Supplied records

* start *

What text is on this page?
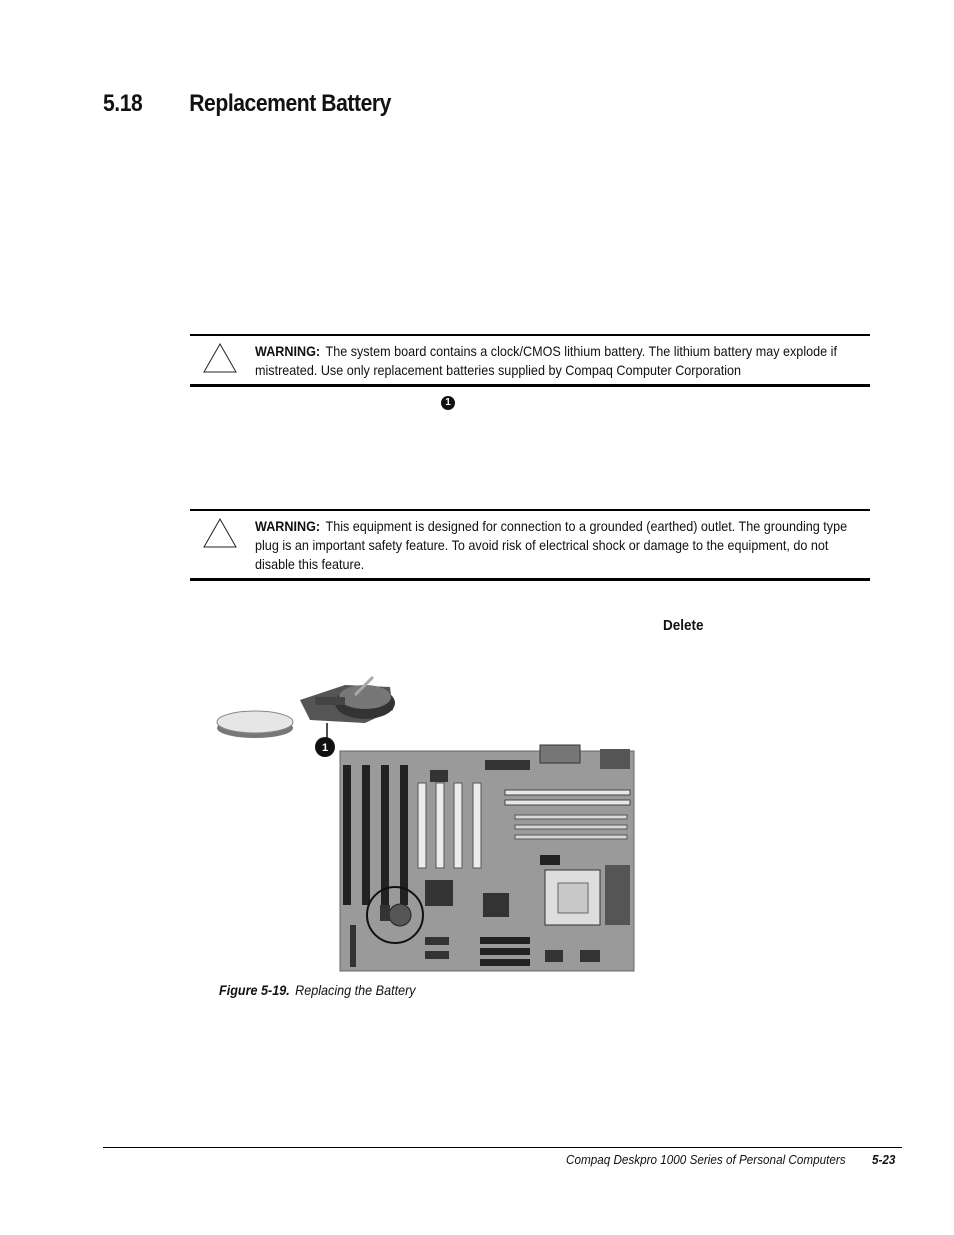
5.18 Replacement Battery
WARNING: The system board contains a clock/CMOS lithium battery. The lithium battery may explode if mistreated. Use only replacement batteries supplied by Compaq Computer Corporation
1
WARNING: This equipment is designed for connection to a grounded (earthed) outlet. The grounding type plug is an important safety feature. To avoid risk of electrical shock or damage to the equipment, do not disable this feature.
Delete
1
Figure 5-19. Replacing the Battery
Compaq Deskpro 1000 Series of Personal Computers 5-23
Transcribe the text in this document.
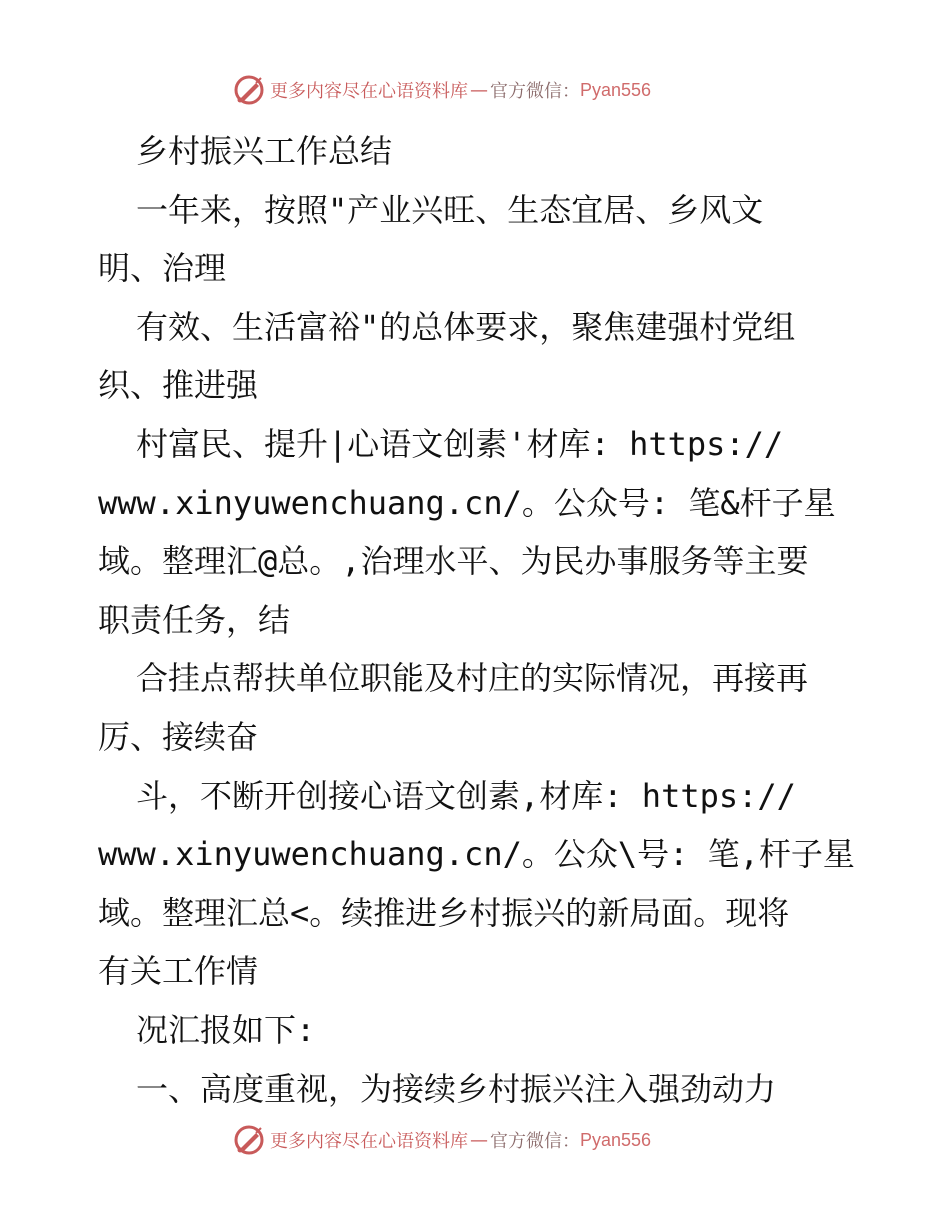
更多内容尽在心语资料库 — 官方微信： Pyan556

乡村振兴工作总结

一年来，按照"产业兴旺、生态宜居、乡风文

明、治理

有效、生活富裕"的总体要求，聚焦建强村党组

织、推进强

村富民、提升|心语文创素'材库: https://

www.xinyuwenchuang.cn/。公众号: 笔&杆子星

域。整理汇@总。,治理水平、为民办事服务等主要

职责任务，结

合挂点帮扶单位职能及村庄的实际情况，再接再

厉、接续奋

斗，不断开创接心语文创素,材库: https://

www.xinyuwenchuang.cn/。公众\号: 笔,杆子星

域。整理汇总<。续推进乡村振兴的新局面。现将

有关工作情

况汇报如下:

一、高度重视，为接续乡村振兴注入强劲动力

更多内容尽在心语资料库 — 官方微信： Pyan556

* end *

Exercise
Quote exactly, and only, the lines from the line containing "Transcribe the text in this document." through the final line of the records above, both included, omitting any pictures.

Result for this exercise
Transcribe the text in this document.
更多内容尽在心语资料库 — 官方微信： Pyan556

乡村振兴工作总结

一年来，按照"产业兴旺、生态宜居、乡风文

明、治理

有效、生活富裕"的总体要求，聚焦建强村党组

织、推进强

村富民、提升|心语文创素'材库: https://

www.xinyuwenchuang.cn/。公众号: 笔&杆子星

域。整理汇@总。,治理水平、为民办事服务等主要

职责任务，结

合挂点帮扶单位职能及村庄的实际情况，再接再

厉、接续奋

斗，不断开创接心语文创素,材库: https://

www.xinyuwenchuang.cn/。公众\号: 笔,杆子星

域。整理汇总<。续推进乡村振兴的新局面。现将

有关工作情

况汇报如下:

一、高度重视，为接续乡村振兴注入强劲动力

更多内容尽在心语资料库 — 官方微信： Pyan556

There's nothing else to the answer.